*To be done:*
Return the records exactly as they are.
##### Material shown #####
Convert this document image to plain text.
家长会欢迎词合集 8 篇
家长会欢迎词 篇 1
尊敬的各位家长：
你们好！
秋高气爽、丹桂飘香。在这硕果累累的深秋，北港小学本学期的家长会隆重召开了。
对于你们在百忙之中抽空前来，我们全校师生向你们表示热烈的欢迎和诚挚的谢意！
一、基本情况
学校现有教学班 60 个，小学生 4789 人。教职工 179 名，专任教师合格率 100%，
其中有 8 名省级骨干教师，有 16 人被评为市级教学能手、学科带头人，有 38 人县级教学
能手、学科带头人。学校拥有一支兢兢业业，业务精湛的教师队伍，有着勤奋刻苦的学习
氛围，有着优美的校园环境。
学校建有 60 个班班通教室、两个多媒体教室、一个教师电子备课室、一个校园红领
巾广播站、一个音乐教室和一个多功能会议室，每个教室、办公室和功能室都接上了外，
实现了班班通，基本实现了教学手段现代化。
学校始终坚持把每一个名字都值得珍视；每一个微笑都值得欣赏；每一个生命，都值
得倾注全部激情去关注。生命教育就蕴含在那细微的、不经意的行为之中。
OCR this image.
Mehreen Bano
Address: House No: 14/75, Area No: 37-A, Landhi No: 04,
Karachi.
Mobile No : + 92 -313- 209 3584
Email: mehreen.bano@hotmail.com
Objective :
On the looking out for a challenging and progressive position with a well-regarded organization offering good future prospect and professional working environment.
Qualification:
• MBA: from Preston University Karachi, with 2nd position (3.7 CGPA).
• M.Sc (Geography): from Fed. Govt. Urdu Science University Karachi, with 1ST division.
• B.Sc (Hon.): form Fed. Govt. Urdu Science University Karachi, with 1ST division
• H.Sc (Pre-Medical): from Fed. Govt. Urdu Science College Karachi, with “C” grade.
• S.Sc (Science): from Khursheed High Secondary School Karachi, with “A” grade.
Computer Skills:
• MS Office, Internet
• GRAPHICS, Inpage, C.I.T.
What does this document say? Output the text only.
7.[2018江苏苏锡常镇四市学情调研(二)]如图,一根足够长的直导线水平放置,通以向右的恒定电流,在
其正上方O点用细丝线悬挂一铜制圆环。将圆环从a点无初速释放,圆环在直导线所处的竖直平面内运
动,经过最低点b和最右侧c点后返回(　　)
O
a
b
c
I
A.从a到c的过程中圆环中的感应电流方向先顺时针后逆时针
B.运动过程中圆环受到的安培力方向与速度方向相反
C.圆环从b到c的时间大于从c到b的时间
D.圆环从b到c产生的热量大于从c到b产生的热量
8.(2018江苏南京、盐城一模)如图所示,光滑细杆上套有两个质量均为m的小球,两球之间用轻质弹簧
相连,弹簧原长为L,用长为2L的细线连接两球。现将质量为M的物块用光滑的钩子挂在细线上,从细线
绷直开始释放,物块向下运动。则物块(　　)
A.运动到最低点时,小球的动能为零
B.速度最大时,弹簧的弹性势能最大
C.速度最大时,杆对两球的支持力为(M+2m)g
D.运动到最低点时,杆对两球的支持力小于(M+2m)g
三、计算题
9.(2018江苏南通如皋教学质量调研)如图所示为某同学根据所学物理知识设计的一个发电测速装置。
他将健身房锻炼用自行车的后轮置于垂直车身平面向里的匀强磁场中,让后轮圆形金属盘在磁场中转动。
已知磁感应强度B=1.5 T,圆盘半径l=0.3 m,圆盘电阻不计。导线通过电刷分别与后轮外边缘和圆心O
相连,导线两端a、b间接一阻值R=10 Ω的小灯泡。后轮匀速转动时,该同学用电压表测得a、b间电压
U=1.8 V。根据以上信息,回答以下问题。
#####
*Answer to this task:*
Convert this document image to plain text.
家长会欢迎词合集 8 篇
家长会欢迎词 篇 1
尊敬的各位家长：
你们好！
秋高气爽、丹桂飘香。在这硕果累累的深秋，北港小学本学期的家长会隆重召开了。
对于你们在百忙之中抽空前来，我们全校师生向你们表示热烈的欢迎和诚挚的谢意！
一、基本情况
学校现有教学班 60 个，小学生 4789 人。教职工 179 名，专任教师合格率 100%，
其中有 8 名省级骨干教师，有 16 人被评为市级教学能手、学科带头人，有 38 人县级教学
能手、学科带头人。学校拥有一支兢兢业业，业务精湛的教师队伍，有着勤奋刻苦的学习
氛围，有着优美的校园环境。
学校建有 60 个班班通教室、两个多媒体教室、一个教师电子备课室、一个校园红领
巾广播站、一个音乐教室和一个多功能会议室，每个教室、办公室和功能室都接上了外，
实现了班班通，基本实现了教学手段现代化。
学校始终坚持把每一个名字都值得珍视；每一个微笑都值得欣赏；每一个生命，都值
得倾注全部激情去关注。生命教育就蕴含在那细微的、不经意的行为之中。
OCR this image.
Mehreen Bano
Address: House No: 14/75, Area No: 37-A, Landhi No: 04,
Karachi.
Mobile No : + 92 -313- 209 3584
Email: mehreen.bano@hotmail.com
Objective :
On the looking out for a challenging and progressive position with a well-regarded organization offering good future prospect and professional working environment.
Qualification:
• MBA: from Preston University Karachi, with 2nd position (3.7 CGPA).
• M.Sc (Geography): from Fed. Govt. Urdu Science University Karachi, with 1ST division.
• B.Sc (Hon.): form Fed. Govt. Urdu Science University Karachi, with 1ST division
• H.Sc (Pre-Medical): from Fed. Govt. Urdu Science College Karachi, with “C” grade.
• S.Sc (Science): from Khursheed High Secondary School Karachi, with “A” grade.
Computer Skills:
• MS Office, Internet
• GRAPHICS, Inpage, C.I.T.
What does this document say? Output the text only.
7.[2018江苏苏锡常镇四市学情调研(二)]如图,一根足够长的直导线水平放置,通以向右的恒定电流,在
其正上方O点用细丝线悬挂一铜制圆环。将圆环从a点无初速释放,圆环在直导线所处的竖直平面内运
动,经过最低点b和最右侧c点后返回(　　)
O
a
b
c
I
A.从a到c的过程中圆环中的感应电流方向先顺时针后逆时针
B.运动过程中圆环受到的安培力方向与速度方向相反
C.圆环从b到c的时间大于从c到b的时间
D.圆环从b到c产生的热量大于从c到b产生的热量
8.(2018江苏南京、盐城一模)如图所示,光滑细杆上套有两个质量均为m的小球,两球之间用轻质弹簧
相连,弹簧原长为L,用长为2L的细线连接两球。现将质量为M的物块用光滑的钩子挂在细线上,从细线
绷直开始释放,物块向下运动。则物块(　　)
A.运动到最低点时,小球的动能为零
B.速度最大时,弹簧的弹性势能最大
C.速度最大时,杆对两球的支持力为(M+2m)g
D.运动到最低点时,杆对两球的支持力小于(M+2m)g
三、计算题
9.(2018江苏南通如皋教学质量调研)如图所示为某同学根据所学物理知识设计的一个发电测速装置。
他将健身房锻炼用自行车的后轮置于垂直车身平面向里的匀强磁场中,让后轮圆形金属盘在磁场中转动。
已知磁感应强度B=1.5 T,圆盘半径l=0.3 m,圆盘电阻不计。导线通过电刷分别与后轮外边缘和圆心O
相连,导线两端a、b间接一阻值R=10 Ω的小灯泡。后轮匀速转动时,该同学用电压表测得a、b间电压
U=1.8 V。根据以上信息,回答以下问题。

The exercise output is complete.